* _THE REQUEST_
All lines in which the word "from" occurs are to be extracted.

* _SUPPLIED RECORDS_
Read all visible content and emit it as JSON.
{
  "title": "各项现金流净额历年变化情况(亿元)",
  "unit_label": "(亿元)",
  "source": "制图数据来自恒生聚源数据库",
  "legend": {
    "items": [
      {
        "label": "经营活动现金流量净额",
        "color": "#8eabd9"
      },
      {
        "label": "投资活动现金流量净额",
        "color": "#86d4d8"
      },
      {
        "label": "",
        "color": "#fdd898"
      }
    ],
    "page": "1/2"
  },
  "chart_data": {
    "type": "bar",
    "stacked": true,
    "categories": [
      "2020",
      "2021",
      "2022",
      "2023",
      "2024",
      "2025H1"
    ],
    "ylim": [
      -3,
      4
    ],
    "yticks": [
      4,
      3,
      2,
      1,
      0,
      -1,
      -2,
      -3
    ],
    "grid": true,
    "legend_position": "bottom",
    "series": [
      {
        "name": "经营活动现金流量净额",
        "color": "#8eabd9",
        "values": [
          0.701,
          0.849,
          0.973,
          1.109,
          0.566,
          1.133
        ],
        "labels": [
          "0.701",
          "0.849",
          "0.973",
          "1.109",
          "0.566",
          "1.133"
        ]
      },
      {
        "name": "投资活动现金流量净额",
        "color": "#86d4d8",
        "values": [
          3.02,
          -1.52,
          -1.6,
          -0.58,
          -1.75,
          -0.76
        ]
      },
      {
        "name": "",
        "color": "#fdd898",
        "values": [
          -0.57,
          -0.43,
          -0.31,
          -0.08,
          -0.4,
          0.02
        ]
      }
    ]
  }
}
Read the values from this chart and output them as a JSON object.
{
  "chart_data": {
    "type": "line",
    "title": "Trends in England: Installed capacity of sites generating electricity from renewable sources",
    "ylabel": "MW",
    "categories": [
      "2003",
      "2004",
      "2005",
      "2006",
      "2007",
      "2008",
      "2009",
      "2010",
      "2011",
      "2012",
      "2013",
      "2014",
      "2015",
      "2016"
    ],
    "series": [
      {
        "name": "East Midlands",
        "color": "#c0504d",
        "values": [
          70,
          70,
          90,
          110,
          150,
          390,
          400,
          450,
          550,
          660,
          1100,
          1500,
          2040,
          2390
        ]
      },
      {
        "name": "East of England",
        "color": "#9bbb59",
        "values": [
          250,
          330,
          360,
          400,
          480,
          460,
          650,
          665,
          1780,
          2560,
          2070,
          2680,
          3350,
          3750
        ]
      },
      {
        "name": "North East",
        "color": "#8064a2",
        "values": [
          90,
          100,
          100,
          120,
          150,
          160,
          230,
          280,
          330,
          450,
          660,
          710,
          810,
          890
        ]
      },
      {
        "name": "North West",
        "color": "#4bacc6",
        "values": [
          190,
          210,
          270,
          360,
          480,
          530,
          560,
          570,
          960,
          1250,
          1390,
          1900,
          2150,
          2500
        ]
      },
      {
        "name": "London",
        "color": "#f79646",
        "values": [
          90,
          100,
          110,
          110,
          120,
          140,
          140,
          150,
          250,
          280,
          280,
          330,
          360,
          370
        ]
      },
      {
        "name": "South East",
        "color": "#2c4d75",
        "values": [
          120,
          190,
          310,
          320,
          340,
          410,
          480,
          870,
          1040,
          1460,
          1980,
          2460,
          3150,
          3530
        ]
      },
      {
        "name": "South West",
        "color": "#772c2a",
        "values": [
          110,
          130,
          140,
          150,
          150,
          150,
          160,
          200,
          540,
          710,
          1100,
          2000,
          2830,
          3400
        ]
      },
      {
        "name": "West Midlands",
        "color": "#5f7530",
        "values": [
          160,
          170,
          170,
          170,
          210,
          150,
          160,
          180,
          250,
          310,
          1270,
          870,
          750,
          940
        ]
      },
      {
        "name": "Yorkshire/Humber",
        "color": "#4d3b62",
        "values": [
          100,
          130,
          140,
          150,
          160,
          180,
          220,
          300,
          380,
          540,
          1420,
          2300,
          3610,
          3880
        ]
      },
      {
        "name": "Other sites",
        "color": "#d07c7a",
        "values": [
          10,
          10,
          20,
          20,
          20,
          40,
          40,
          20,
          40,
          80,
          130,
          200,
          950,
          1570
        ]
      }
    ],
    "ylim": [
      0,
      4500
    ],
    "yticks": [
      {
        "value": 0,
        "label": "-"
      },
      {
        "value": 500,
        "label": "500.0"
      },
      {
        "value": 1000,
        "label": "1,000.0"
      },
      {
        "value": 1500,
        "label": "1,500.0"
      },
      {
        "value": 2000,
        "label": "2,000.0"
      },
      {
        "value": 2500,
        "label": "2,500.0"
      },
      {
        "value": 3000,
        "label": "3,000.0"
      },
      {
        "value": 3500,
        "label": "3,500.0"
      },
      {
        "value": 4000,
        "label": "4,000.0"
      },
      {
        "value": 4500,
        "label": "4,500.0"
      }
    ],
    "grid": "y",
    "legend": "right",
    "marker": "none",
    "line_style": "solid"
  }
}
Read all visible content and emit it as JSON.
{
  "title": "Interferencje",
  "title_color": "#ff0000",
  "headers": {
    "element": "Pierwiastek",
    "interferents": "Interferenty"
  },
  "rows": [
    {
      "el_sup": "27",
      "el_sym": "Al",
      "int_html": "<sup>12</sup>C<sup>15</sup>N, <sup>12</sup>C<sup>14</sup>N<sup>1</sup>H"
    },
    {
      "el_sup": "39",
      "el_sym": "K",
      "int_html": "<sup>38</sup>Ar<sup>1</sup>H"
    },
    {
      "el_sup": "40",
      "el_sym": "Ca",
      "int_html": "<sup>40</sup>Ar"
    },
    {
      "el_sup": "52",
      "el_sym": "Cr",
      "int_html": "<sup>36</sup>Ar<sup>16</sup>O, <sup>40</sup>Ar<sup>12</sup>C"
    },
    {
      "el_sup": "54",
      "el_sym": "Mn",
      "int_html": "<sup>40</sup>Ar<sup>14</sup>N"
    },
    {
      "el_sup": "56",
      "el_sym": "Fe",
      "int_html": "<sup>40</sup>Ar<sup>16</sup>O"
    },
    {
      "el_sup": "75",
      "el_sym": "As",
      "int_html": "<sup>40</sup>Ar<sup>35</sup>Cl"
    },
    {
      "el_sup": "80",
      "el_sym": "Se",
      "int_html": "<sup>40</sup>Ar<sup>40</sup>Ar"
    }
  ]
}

* _REPLY_
Read the values from this chart and output them as a JSON object.
    "title": "Trends in England: Installed capacity of sites generating electricity from renewable sources",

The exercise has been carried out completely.